_MATERIAL SHOWN_.
>> begin
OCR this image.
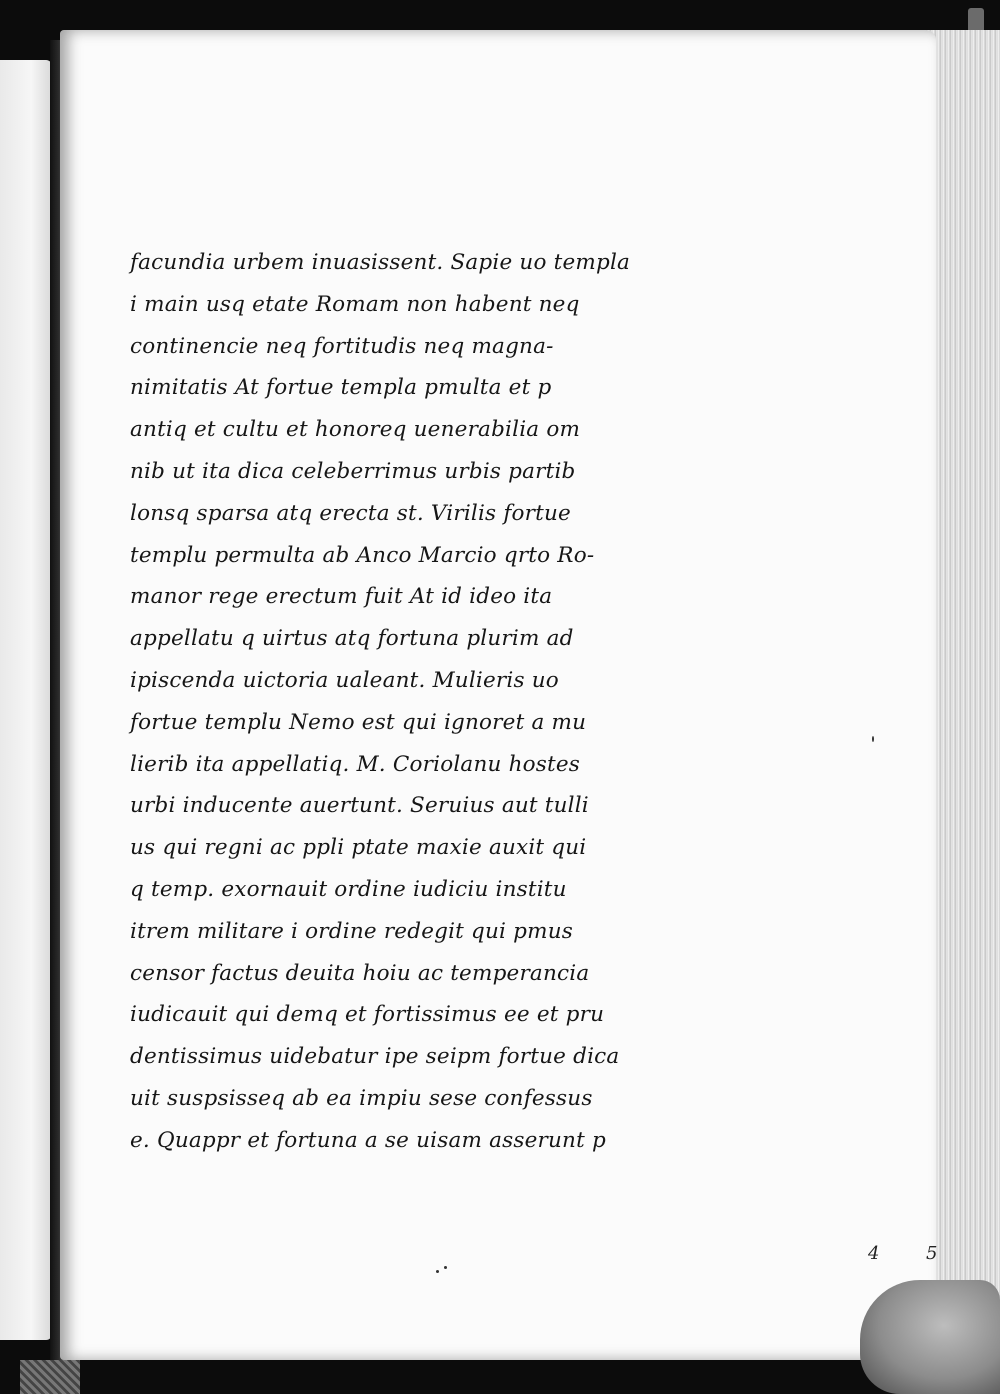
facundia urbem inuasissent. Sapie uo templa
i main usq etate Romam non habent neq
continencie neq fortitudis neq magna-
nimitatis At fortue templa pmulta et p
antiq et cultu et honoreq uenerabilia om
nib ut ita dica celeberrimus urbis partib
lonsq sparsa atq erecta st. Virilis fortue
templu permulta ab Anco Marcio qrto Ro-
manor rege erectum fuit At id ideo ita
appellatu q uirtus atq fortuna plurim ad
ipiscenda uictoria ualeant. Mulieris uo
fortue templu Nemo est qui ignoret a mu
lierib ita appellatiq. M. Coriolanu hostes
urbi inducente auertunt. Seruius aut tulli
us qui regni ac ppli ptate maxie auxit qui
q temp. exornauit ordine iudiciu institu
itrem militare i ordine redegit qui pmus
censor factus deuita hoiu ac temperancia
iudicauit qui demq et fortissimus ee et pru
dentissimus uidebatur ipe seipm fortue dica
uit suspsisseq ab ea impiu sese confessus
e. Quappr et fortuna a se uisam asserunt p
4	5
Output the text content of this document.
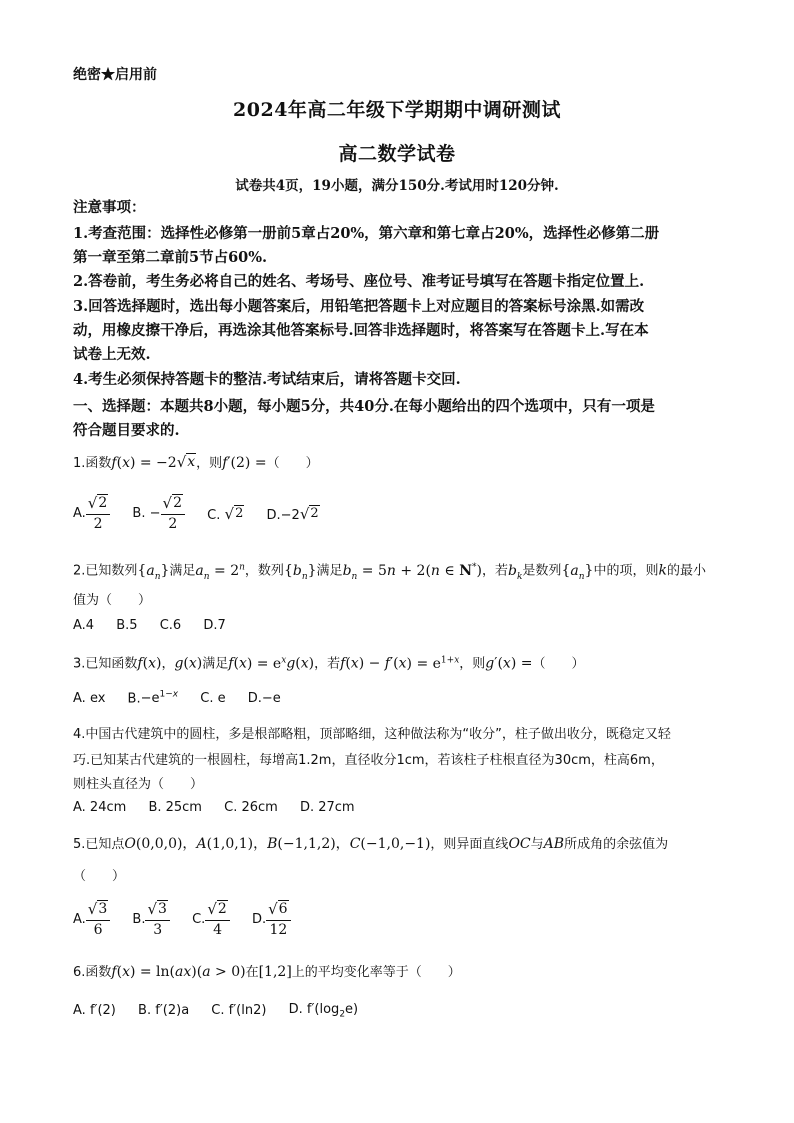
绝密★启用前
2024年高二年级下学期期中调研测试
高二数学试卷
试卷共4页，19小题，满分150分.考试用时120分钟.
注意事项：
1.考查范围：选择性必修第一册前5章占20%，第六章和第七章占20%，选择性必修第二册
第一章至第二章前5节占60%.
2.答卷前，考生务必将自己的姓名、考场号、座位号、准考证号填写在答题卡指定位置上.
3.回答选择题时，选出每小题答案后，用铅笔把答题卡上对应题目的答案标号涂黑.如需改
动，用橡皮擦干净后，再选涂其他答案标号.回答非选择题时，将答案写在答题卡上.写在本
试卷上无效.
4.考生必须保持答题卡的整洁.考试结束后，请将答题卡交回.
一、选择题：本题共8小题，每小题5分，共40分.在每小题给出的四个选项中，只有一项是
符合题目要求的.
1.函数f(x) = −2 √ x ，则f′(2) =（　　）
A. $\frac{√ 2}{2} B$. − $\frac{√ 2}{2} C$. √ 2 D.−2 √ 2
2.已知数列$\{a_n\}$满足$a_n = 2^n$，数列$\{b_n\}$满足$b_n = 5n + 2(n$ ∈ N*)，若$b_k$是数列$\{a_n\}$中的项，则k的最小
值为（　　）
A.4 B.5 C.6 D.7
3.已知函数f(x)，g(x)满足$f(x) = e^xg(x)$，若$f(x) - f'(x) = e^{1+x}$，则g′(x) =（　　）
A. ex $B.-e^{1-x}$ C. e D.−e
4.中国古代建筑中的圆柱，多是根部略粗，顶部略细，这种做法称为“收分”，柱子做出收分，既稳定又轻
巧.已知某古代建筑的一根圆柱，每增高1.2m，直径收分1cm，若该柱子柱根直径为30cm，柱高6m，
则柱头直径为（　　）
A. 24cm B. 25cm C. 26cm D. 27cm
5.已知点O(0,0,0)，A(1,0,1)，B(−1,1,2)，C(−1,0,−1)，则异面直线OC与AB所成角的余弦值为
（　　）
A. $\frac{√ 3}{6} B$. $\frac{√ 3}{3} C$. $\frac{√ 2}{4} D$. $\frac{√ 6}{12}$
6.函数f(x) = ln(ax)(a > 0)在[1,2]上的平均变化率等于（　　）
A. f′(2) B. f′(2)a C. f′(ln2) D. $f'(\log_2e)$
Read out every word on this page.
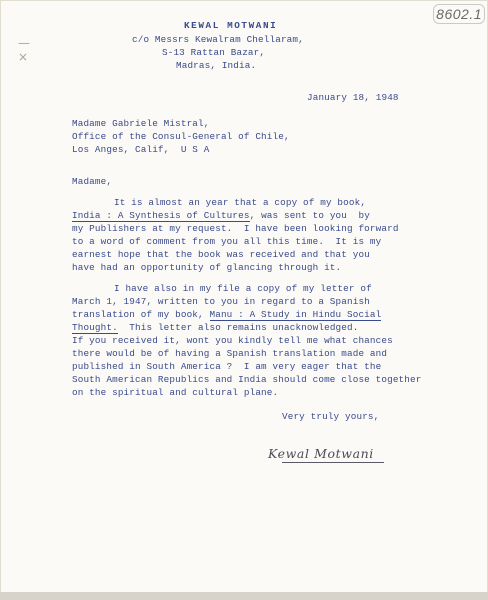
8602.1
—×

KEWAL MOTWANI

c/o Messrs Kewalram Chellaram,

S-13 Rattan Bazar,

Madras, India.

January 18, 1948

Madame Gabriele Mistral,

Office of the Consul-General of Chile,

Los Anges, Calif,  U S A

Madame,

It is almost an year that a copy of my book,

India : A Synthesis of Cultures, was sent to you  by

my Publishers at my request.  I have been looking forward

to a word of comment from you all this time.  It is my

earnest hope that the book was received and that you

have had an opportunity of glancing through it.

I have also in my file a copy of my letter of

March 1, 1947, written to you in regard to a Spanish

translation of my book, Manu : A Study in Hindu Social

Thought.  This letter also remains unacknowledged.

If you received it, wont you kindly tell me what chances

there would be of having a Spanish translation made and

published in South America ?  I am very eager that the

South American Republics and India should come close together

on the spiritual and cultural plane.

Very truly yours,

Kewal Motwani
>> end
_TASK INSTRUCTIONS_.
Go through the listing above and locate each line that holds the word "South". Copy those lines.

_THE REPLY_.
published in South America ?  I am very eager that the
South American Republics and India should come close together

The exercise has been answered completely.